§ Given exercise
Collect each line of the records containing the string "possible".

§ Records supplied

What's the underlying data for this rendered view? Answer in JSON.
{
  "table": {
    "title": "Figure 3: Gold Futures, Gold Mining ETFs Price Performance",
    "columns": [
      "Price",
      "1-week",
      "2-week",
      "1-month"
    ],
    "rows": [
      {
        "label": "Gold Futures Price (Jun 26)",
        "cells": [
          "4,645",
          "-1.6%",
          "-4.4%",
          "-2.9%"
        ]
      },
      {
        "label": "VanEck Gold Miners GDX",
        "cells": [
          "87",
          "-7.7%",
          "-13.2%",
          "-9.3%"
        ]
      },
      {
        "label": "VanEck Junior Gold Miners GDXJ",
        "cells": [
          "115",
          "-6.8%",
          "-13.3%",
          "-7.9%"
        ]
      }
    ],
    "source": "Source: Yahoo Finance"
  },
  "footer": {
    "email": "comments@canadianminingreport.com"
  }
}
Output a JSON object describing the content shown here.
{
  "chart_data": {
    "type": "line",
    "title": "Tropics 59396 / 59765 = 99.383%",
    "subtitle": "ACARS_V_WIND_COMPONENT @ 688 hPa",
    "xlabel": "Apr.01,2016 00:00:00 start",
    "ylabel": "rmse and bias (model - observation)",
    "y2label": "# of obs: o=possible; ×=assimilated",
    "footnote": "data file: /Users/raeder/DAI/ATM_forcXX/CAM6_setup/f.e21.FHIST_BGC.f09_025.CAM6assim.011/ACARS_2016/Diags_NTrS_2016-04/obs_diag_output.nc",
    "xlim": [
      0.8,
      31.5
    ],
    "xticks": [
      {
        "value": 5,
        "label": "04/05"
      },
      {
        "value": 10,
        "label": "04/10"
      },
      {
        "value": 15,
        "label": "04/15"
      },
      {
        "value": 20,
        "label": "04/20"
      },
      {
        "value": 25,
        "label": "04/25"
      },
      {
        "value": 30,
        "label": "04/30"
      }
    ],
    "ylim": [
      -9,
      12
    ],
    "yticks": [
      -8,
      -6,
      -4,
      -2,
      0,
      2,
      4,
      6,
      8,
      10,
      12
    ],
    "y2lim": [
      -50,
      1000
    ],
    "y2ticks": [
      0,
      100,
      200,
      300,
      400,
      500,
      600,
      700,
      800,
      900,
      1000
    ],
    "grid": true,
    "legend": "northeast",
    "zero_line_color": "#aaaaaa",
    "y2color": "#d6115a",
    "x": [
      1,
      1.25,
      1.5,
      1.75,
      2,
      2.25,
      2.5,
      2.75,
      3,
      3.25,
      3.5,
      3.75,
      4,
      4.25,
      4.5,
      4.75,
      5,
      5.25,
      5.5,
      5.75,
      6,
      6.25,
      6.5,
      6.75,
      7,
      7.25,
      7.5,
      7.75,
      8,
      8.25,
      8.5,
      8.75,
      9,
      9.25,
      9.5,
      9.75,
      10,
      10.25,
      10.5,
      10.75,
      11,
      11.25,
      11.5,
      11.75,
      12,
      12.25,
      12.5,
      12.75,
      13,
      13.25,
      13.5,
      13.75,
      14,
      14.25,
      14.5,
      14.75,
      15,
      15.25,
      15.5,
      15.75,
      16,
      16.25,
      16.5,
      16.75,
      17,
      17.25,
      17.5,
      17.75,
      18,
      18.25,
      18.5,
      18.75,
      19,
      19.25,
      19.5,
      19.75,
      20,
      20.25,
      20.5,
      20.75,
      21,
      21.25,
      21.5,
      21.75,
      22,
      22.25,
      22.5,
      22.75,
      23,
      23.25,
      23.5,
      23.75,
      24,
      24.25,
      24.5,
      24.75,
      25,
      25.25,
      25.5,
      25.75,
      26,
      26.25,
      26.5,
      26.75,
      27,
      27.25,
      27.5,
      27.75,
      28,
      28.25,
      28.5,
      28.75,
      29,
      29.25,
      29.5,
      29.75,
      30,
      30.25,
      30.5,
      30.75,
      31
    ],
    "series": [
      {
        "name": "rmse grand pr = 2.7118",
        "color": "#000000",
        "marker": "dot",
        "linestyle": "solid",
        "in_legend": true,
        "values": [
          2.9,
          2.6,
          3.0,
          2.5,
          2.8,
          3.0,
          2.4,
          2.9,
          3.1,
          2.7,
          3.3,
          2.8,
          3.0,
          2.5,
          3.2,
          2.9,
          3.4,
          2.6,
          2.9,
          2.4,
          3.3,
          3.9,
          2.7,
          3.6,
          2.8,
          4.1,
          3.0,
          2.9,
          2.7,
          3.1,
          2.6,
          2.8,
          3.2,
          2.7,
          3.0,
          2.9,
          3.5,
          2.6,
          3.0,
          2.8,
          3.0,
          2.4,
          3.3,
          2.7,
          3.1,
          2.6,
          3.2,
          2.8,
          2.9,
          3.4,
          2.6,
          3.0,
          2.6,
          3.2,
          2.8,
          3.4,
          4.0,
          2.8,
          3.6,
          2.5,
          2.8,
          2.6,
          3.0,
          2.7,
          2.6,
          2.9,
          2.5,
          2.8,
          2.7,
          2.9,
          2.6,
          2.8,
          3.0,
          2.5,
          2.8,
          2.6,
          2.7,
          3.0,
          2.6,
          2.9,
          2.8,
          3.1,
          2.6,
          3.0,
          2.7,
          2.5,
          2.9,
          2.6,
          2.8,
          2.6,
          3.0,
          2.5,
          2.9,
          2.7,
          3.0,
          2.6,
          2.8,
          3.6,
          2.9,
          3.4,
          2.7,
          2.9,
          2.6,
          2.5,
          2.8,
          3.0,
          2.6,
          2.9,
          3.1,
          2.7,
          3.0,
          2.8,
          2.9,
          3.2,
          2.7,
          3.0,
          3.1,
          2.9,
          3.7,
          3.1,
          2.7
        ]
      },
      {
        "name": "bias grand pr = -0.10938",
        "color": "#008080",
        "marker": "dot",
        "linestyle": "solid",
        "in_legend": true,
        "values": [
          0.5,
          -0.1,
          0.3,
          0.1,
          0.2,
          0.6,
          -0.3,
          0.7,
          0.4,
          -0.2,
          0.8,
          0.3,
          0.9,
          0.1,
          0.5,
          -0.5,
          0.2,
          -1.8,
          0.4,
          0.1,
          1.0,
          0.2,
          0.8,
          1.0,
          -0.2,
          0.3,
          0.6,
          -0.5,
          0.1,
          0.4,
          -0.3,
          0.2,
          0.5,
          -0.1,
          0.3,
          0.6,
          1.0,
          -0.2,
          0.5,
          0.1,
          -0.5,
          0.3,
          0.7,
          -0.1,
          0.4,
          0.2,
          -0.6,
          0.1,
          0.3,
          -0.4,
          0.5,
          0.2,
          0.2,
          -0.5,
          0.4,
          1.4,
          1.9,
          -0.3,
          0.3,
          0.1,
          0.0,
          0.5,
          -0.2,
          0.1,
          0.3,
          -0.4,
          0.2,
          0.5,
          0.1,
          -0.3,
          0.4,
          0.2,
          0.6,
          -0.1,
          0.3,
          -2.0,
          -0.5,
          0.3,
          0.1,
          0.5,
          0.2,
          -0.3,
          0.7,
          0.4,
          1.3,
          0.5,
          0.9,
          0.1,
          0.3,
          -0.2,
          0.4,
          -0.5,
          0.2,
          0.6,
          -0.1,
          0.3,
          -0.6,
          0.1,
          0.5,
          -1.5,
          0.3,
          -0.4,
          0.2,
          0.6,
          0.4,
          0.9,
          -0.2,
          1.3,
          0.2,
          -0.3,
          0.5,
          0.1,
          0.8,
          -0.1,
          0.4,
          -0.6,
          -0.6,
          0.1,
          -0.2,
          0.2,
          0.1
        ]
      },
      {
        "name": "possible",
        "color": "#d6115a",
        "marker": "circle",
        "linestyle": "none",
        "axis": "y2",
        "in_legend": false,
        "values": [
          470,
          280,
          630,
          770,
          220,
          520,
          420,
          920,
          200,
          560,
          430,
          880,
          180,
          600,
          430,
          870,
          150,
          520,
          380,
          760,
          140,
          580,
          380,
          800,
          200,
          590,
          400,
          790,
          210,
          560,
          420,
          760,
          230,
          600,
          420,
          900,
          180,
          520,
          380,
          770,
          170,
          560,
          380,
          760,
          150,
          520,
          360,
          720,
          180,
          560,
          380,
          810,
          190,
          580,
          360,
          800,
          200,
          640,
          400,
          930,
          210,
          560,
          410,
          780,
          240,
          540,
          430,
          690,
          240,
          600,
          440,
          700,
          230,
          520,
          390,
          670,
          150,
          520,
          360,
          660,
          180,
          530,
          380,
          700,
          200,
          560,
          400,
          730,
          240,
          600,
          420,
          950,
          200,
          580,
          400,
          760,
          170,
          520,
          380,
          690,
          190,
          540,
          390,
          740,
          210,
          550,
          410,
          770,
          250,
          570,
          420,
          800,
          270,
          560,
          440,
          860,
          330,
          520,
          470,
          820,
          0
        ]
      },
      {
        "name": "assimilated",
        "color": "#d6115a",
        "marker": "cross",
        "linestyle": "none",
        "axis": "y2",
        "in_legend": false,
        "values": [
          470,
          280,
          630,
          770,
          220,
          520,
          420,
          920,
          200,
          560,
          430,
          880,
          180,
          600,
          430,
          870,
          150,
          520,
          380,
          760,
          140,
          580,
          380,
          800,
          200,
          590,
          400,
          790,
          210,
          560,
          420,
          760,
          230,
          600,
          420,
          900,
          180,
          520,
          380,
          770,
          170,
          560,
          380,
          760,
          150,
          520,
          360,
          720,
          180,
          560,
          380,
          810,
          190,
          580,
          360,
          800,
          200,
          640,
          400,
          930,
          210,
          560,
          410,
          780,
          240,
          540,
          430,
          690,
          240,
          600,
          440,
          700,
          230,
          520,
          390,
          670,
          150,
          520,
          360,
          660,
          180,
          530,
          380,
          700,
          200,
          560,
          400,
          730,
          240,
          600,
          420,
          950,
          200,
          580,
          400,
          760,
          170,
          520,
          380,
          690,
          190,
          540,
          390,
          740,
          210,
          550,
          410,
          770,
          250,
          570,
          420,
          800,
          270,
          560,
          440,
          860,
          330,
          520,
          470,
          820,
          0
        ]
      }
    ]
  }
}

§ Response
    "y2label": "# of obs: o=possible; ×=assimilated",
        "name": "possible",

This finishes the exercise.